*Entries provided*:
....

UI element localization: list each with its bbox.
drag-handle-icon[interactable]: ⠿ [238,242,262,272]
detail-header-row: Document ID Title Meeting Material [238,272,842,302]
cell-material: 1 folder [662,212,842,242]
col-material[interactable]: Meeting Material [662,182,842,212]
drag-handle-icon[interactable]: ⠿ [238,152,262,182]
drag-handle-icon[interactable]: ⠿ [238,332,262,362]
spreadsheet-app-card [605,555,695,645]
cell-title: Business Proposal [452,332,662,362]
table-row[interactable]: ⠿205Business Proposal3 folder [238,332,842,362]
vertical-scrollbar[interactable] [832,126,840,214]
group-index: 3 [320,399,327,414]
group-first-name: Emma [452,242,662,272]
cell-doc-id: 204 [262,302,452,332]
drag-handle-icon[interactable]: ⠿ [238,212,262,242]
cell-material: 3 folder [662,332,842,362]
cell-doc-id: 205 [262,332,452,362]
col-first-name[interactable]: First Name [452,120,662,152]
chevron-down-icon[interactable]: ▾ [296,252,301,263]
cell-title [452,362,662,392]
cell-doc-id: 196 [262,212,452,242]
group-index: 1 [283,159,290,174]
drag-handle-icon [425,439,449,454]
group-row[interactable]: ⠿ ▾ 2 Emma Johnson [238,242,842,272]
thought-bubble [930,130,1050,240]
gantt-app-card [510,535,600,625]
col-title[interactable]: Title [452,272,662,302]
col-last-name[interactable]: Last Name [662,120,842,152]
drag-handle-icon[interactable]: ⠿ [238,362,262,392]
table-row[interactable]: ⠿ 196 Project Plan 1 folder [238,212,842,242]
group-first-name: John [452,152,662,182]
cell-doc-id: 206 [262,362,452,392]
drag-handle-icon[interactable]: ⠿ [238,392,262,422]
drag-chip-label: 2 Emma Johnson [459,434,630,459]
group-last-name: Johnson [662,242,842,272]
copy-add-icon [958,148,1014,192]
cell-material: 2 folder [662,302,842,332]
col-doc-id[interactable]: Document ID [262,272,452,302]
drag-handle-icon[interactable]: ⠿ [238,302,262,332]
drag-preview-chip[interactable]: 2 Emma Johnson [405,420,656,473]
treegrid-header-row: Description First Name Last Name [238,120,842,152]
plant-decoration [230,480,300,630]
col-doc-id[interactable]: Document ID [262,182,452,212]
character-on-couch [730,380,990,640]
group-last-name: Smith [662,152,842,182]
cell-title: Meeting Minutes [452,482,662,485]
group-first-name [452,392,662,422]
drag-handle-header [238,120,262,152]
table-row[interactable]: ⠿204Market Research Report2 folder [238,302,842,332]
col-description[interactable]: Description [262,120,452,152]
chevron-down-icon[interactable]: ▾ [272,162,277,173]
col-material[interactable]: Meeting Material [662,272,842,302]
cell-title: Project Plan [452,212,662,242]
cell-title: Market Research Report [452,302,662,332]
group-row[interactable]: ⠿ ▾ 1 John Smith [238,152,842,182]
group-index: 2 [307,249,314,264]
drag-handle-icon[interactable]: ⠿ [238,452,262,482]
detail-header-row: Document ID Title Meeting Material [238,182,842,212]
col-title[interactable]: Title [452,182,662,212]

....

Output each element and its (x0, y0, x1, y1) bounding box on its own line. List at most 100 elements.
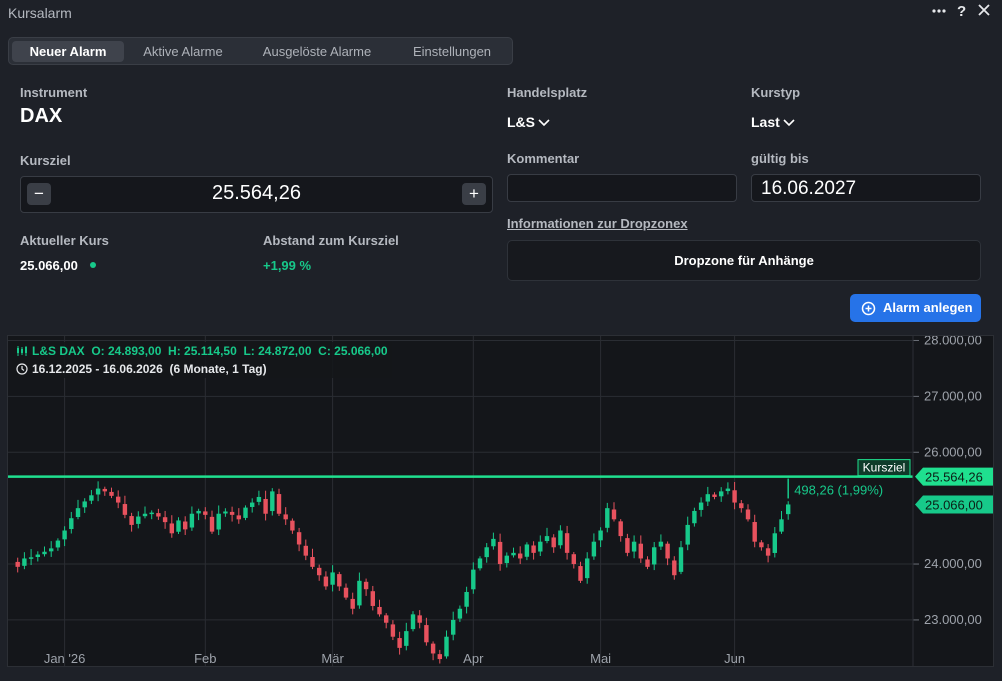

....

Retype the listing lines without any changes, starting at the line that contains "UI element localization: list" and ending at the line that contains "drag-handle-icon[interactable]: ⠿ [238,362,262,392]", with both of those lines included.

*Written solution*:
UI element localization: list each with its bbox.
drag-handle-icon[interactable]: ⠿ [238,242,262,272]
detail-header-row: Document ID Title Meeting Material [238,272,842,302]
cell-material: 1 folder [662,212,842,242]
col-material[interactable]: Meeting Material [662,182,842,212]
drag-handle-icon[interactable]: ⠿ [238,152,262,182]
drag-handle-icon[interactable]: ⠿ [238,332,262,362]
spreadsheet-app-card [605,555,695,645]
cell-title: Business Proposal [452,332,662,362]
table-row[interactable]: ⠿205Business Proposal3 folder [238,332,842,362]
vertical-scrollbar[interactable] [832,126,840,214]
group-index: 3 [320,399,327,414]
group-first-name: Emma [452,242,662,272]
cell-doc-id: 204 [262,302,452,332]
drag-handle-icon[interactable]: ⠿ [238,212,262,242]
cell-material: 3 folder [662,332,842,362]
cell-doc-id: 205 [262,332,452,362]
col-first-name[interactable]: First Name [452,120,662,152]
chevron-down-icon[interactable]: ▾ [296,252,301,263]
cell-title [452,362,662,392]
cell-doc-id: 196 [262,212,452,242]
group-index: 1 [283,159,290,174]
drag-handle-icon [425,439,449,454]
group-row[interactable]: ⠿ ▾ 2 Emma Johnson [238,242,842,272]
thought-bubble [930,130,1050,240]
gantt-app-card [510,535,600,625]
col-title[interactable]: Title [452,272,662,302]
col-last-name[interactable]: Last Name [662,120,842,152]
drag-handle-icon[interactable]: ⠿ [238,362,262,392]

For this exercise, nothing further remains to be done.